Saved entries:
____
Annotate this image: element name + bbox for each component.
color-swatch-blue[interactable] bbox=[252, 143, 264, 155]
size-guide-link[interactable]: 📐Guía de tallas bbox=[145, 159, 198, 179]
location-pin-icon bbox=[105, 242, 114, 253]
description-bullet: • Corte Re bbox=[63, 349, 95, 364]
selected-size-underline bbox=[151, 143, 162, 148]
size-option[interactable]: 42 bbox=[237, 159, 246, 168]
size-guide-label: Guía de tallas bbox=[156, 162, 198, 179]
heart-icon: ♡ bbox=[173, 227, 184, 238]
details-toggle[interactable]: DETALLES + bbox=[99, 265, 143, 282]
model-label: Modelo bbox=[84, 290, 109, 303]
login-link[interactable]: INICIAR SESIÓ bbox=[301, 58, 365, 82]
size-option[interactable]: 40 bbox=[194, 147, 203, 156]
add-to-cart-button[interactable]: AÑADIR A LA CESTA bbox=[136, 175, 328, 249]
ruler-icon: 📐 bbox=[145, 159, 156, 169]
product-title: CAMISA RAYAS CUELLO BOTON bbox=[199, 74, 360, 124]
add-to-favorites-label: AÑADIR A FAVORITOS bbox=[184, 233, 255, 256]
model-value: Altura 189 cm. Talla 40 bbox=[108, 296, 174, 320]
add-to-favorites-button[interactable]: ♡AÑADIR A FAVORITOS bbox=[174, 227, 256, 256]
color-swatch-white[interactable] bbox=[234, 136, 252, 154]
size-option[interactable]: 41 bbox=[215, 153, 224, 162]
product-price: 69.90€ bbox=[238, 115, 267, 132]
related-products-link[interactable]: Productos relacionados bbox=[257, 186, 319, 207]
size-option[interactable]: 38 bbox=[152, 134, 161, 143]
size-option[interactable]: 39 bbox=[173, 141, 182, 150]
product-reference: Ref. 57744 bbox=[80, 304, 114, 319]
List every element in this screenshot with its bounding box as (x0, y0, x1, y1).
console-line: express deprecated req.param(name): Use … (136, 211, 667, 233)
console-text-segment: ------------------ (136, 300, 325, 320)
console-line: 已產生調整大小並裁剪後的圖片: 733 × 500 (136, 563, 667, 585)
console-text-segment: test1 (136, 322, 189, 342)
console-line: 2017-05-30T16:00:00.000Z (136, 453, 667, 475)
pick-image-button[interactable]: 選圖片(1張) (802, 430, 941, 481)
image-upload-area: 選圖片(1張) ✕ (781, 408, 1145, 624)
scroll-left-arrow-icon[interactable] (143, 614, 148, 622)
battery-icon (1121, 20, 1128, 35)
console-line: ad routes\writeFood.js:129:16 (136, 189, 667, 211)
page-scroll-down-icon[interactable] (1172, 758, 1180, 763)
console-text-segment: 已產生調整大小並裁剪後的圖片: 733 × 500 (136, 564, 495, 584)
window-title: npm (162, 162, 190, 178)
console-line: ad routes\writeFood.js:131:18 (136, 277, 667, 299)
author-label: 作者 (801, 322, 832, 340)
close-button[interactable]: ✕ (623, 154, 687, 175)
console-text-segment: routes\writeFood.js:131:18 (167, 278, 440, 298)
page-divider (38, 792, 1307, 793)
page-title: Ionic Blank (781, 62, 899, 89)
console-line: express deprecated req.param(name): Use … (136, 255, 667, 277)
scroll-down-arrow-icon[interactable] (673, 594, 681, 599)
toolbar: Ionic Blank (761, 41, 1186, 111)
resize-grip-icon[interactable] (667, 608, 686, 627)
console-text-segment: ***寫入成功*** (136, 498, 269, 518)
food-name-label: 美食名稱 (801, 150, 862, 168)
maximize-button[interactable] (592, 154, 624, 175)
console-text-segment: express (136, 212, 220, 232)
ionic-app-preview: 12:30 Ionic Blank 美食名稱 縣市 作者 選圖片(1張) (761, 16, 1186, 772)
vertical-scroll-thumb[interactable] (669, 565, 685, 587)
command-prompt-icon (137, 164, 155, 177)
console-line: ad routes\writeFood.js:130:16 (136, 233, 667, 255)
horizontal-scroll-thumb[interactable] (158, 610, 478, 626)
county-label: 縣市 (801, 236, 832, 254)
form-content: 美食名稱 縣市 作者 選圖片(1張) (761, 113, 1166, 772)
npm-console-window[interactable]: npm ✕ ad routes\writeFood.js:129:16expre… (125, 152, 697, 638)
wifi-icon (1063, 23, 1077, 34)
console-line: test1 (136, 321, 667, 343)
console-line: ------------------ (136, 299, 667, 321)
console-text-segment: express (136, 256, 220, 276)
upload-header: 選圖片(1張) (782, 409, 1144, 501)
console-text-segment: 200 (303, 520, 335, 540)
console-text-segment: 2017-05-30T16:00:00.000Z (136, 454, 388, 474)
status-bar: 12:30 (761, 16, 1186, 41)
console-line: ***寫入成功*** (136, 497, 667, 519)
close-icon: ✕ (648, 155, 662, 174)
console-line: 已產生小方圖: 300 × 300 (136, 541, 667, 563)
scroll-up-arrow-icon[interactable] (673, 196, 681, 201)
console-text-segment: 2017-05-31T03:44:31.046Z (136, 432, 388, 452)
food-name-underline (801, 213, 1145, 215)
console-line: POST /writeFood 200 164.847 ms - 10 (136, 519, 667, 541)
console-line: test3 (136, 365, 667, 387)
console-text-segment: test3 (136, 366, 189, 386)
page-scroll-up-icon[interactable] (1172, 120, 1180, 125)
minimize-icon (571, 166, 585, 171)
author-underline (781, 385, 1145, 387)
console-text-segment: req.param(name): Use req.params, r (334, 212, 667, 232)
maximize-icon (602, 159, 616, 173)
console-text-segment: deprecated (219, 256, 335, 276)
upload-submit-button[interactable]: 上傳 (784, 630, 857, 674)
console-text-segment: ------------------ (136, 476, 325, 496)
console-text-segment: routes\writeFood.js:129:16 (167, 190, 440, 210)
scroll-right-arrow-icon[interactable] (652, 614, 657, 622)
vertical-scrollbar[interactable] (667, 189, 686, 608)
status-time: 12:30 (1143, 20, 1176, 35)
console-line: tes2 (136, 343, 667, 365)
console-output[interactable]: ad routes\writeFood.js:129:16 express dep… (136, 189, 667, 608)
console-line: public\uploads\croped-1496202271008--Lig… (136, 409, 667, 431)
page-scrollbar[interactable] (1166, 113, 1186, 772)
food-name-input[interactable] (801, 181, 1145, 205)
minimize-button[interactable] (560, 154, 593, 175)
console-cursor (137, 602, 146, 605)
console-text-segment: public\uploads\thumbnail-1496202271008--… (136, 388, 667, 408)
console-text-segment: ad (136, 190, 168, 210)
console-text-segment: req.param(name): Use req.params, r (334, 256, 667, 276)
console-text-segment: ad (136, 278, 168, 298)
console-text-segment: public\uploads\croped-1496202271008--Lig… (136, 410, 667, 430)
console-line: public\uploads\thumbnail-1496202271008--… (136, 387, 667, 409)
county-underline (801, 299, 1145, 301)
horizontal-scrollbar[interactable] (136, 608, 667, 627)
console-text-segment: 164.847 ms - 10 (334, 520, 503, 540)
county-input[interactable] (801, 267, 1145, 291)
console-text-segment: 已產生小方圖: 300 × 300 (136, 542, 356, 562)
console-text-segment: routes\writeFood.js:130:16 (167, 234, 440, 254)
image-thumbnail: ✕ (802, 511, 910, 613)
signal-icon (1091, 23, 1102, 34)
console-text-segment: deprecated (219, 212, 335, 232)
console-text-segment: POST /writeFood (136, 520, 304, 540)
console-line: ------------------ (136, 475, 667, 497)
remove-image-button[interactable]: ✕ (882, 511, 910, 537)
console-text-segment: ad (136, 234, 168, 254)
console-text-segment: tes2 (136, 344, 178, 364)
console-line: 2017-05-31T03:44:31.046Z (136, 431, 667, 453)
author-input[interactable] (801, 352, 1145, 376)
____
Written exercise
Repeat the lines of the saved entries verbatim, from the first line through the line containing "selected-size-underline bbox=[151, 143, 162, 148]", with both of those lines included.

Expected output
Annotate this image: element name + bbox for each component.
color-swatch-blue[interactable] bbox=[252, 143, 264, 155]
size-guide-link[interactable]: 📐Guía de tallas bbox=[145, 159, 198, 179]
location-pin-icon bbox=[105, 242, 114, 253]
description-bullet: • Corte Re bbox=[63, 349, 95, 364]
selected-size-underline bbox=[151, 143, 162, 148]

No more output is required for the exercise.